# GIVEN INFORMATION
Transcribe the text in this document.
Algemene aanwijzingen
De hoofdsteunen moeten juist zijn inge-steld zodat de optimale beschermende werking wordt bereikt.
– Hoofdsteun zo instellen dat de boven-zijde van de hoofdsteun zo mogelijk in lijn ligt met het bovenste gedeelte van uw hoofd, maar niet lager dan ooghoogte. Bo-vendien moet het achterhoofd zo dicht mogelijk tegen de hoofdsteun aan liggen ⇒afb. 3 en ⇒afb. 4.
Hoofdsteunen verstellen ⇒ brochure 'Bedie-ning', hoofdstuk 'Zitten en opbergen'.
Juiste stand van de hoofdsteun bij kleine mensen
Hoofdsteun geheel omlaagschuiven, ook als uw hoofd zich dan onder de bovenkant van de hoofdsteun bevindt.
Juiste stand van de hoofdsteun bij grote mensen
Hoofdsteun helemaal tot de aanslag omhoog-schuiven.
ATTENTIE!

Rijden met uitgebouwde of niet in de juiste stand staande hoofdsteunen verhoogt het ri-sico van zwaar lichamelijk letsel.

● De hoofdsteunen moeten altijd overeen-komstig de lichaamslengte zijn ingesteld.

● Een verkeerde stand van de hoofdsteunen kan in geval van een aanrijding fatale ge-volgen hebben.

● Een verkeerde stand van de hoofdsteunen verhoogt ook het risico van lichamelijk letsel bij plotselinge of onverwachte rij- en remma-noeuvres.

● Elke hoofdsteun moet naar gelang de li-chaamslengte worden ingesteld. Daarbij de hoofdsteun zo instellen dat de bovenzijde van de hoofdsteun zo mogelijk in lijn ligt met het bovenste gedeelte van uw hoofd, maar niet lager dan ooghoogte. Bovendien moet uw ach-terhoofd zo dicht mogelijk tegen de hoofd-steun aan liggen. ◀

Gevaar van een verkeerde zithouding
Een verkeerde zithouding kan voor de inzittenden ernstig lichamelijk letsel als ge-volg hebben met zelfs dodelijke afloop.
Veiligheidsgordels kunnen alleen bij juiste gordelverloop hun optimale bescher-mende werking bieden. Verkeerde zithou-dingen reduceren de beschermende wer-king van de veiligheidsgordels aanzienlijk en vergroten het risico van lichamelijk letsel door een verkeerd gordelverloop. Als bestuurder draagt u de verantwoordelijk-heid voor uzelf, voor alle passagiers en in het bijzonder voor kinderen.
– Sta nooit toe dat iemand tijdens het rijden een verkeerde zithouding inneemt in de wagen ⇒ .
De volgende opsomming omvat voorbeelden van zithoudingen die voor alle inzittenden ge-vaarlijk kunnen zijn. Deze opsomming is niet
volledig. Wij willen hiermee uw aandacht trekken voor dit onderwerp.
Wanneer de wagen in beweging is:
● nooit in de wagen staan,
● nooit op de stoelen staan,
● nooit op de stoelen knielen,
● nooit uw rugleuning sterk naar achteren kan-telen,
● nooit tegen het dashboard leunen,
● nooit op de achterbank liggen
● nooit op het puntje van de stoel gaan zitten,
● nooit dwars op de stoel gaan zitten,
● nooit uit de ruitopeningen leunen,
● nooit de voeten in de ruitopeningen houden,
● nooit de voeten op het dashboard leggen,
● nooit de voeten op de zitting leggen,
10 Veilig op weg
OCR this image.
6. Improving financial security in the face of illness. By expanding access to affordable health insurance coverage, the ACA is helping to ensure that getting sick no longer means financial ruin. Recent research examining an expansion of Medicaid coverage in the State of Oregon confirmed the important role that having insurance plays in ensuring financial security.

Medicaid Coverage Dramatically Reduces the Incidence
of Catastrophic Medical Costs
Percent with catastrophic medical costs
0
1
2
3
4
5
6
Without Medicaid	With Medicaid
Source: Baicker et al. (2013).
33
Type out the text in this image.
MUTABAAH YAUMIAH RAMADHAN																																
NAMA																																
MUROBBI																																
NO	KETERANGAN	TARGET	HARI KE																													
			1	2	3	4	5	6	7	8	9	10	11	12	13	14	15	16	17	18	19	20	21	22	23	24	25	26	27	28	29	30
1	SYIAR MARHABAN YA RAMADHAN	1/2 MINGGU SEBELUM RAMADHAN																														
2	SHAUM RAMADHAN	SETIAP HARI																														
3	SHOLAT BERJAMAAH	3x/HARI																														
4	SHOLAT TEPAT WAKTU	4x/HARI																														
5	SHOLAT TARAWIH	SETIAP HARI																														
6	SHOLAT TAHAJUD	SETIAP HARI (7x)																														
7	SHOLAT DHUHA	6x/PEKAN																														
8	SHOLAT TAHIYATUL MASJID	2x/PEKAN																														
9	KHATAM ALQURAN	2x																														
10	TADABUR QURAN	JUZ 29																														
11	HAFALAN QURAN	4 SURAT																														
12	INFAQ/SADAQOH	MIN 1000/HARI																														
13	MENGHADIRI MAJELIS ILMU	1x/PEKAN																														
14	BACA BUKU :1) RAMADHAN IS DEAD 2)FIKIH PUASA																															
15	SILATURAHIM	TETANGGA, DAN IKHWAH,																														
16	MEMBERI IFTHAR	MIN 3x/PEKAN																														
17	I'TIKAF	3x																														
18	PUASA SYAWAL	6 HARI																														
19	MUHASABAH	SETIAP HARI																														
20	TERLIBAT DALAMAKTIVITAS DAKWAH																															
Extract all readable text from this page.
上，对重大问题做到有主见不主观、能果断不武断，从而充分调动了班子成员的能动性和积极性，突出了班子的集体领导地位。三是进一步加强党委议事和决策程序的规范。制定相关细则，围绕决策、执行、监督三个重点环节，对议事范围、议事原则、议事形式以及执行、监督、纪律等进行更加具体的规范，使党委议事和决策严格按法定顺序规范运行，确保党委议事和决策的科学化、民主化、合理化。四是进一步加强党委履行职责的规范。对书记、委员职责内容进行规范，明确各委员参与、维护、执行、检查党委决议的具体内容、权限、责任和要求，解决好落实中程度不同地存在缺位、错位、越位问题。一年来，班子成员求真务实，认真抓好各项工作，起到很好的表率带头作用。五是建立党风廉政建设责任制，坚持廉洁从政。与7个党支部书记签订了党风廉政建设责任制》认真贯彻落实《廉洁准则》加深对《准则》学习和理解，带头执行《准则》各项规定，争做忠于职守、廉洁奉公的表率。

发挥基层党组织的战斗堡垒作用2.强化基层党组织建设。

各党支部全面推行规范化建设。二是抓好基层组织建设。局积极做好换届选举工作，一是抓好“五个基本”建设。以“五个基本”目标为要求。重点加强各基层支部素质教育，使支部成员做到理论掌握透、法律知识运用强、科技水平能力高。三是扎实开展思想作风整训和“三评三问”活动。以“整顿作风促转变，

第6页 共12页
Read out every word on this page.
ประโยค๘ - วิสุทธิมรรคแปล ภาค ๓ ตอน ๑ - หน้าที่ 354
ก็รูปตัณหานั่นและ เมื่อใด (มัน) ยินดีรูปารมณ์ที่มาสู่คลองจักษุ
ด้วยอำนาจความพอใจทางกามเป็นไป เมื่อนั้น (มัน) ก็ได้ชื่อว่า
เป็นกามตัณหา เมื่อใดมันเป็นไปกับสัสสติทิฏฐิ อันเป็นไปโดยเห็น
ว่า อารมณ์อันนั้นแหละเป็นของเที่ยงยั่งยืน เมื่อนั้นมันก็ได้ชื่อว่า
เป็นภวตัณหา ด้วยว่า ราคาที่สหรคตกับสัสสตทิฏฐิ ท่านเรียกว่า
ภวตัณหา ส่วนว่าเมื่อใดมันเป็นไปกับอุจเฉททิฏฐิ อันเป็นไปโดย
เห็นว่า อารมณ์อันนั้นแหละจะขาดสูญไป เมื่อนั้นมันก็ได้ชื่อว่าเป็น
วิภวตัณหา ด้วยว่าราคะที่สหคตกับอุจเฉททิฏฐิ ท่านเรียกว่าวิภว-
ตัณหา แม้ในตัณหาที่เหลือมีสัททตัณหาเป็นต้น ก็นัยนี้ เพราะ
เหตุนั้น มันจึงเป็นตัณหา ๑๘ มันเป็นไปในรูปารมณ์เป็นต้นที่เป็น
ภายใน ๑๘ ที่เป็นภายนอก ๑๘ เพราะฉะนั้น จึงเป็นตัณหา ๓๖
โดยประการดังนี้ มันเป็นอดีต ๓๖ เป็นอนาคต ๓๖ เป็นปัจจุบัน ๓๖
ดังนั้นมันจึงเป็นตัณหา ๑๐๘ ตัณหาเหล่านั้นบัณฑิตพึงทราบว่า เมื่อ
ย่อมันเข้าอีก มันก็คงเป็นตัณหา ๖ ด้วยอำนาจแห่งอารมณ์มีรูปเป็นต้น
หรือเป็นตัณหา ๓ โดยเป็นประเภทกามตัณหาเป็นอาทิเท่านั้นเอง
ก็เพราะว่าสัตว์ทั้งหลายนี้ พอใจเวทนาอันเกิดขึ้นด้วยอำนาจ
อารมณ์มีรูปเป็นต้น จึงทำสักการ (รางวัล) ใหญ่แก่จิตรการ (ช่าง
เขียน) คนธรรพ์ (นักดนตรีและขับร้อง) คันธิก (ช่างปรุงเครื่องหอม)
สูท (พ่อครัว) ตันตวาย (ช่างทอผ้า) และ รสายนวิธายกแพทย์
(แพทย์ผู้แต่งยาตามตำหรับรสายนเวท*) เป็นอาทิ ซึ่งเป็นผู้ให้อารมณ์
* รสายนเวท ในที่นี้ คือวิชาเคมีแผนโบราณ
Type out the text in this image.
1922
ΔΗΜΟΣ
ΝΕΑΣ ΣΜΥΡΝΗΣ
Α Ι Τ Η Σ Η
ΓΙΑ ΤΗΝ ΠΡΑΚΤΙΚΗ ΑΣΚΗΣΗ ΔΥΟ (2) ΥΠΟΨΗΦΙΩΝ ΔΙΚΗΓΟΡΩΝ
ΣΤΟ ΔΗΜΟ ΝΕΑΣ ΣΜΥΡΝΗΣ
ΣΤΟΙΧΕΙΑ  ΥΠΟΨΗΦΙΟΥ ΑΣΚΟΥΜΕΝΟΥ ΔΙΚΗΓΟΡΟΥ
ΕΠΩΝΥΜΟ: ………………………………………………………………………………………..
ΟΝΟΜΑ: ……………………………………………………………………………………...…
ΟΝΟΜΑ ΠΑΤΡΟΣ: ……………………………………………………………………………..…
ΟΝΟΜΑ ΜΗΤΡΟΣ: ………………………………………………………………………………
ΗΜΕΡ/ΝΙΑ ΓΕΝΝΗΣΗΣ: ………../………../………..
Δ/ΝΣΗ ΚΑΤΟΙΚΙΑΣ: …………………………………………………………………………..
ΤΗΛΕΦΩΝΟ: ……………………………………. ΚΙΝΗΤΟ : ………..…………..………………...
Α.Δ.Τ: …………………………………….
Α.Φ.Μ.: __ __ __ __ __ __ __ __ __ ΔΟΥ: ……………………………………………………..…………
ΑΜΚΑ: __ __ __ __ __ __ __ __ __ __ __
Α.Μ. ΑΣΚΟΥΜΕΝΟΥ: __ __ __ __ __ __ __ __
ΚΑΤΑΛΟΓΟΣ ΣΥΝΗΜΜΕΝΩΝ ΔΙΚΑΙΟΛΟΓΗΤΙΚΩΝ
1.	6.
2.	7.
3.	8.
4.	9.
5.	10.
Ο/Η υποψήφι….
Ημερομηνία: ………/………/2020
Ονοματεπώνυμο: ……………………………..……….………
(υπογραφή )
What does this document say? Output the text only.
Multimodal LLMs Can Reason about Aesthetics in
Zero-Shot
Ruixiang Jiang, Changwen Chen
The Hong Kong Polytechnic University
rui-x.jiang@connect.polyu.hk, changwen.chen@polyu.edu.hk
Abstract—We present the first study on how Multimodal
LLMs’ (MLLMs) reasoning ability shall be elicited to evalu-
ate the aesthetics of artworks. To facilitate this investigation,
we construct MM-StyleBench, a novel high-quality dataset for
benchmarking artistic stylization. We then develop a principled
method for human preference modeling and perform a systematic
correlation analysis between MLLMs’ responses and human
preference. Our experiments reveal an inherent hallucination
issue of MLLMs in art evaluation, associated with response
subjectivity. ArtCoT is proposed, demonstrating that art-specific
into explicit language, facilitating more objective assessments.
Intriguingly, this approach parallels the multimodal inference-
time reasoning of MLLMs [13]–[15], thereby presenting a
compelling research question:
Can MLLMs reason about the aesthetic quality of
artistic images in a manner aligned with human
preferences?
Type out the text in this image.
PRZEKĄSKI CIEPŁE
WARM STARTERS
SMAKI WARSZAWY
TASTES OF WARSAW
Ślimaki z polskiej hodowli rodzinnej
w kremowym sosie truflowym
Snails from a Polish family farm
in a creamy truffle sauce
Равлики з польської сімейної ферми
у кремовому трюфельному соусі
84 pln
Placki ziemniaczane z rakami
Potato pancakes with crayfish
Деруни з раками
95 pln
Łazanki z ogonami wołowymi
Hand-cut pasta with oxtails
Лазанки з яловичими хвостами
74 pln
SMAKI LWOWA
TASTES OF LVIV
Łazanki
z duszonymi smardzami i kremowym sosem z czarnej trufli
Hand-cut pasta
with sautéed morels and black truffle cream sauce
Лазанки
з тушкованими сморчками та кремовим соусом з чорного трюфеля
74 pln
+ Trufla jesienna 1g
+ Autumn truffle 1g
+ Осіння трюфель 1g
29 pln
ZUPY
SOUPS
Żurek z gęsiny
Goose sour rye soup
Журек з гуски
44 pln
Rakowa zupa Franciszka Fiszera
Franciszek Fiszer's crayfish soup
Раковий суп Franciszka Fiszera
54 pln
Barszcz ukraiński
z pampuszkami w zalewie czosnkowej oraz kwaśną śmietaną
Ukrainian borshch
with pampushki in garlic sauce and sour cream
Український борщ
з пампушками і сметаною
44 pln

# AIM
Your answer should be a single number: the count of lines in the material above that contain "pasta".

# RESULT OF THE TASK
2